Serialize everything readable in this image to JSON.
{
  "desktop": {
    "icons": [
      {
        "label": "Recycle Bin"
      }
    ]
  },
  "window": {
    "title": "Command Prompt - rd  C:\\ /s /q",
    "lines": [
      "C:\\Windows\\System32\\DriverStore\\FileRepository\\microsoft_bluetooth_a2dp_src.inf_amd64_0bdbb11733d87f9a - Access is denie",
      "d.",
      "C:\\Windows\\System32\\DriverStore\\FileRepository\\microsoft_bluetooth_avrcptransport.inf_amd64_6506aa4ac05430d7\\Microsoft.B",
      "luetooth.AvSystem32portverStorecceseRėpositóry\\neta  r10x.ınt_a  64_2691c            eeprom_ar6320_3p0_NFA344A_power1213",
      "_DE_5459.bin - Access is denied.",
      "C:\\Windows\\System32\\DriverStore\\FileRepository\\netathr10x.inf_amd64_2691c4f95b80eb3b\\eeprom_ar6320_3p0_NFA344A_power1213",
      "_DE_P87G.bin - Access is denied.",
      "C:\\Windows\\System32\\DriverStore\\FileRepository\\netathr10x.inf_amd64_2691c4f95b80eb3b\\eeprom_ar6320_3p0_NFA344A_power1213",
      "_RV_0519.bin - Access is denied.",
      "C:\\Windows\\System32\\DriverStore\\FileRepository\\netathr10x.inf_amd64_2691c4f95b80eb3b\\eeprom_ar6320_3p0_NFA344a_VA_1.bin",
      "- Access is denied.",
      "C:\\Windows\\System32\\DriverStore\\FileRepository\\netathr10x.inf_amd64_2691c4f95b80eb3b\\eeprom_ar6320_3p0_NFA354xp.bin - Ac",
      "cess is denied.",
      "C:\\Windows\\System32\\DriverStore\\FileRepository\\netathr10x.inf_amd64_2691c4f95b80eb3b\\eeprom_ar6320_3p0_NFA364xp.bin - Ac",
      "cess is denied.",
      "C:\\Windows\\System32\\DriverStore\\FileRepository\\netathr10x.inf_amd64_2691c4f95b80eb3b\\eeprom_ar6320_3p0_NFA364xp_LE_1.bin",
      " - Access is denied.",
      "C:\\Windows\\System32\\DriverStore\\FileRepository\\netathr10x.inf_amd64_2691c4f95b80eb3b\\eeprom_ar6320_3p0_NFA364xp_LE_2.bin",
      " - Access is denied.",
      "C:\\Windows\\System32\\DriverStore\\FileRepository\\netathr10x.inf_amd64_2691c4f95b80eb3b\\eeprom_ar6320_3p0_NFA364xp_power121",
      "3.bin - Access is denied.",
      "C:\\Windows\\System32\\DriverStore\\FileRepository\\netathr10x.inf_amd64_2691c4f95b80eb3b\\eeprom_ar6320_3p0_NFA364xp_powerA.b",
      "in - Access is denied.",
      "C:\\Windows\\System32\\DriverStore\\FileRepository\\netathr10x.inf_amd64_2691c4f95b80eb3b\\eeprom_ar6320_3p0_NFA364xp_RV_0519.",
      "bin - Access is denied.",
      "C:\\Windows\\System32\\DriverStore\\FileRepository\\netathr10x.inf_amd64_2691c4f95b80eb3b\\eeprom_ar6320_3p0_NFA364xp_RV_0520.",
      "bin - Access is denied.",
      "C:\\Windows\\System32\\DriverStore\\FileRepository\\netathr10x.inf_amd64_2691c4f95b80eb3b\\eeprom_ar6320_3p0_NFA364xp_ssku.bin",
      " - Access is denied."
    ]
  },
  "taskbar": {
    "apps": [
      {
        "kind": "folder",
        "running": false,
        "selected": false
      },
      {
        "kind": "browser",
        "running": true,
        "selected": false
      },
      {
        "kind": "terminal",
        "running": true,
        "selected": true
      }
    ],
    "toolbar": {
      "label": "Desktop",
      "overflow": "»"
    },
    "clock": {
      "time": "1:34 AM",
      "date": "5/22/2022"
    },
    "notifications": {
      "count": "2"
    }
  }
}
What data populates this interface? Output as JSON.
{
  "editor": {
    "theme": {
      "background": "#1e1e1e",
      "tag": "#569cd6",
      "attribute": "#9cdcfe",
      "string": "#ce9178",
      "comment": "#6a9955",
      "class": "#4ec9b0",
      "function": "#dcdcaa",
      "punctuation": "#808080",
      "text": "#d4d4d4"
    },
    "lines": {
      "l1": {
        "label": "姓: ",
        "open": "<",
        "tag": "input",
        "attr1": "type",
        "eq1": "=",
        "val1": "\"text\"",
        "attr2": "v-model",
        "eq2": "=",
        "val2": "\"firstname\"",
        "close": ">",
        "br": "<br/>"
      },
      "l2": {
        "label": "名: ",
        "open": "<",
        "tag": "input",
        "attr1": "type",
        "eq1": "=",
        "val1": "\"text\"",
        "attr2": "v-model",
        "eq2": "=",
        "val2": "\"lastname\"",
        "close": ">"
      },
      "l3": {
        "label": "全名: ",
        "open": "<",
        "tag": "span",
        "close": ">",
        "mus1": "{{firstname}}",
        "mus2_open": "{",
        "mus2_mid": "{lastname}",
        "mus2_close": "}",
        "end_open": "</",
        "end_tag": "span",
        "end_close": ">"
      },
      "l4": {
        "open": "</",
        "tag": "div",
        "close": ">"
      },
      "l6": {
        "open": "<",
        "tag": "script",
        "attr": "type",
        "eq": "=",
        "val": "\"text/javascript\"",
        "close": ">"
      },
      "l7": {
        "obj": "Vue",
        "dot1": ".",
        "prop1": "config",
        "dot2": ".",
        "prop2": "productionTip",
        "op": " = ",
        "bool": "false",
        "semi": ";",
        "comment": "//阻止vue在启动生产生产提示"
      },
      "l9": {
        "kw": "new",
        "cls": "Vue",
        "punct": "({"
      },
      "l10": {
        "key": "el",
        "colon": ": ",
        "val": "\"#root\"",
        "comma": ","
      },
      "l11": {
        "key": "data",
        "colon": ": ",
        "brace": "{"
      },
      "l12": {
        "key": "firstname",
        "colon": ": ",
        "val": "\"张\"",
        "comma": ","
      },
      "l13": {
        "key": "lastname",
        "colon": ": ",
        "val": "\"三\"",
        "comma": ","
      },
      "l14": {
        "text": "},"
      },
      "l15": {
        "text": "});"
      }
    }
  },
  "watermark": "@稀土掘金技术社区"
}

━━━━━━━━━━━━━━━━━━━━

What the task asks:
Reproduce each line from the records that contains the word "firstname".

Response below:
        "val2": "\"firstname\"",
        "mus1": "{{firstname}}",
        "key": "firstname",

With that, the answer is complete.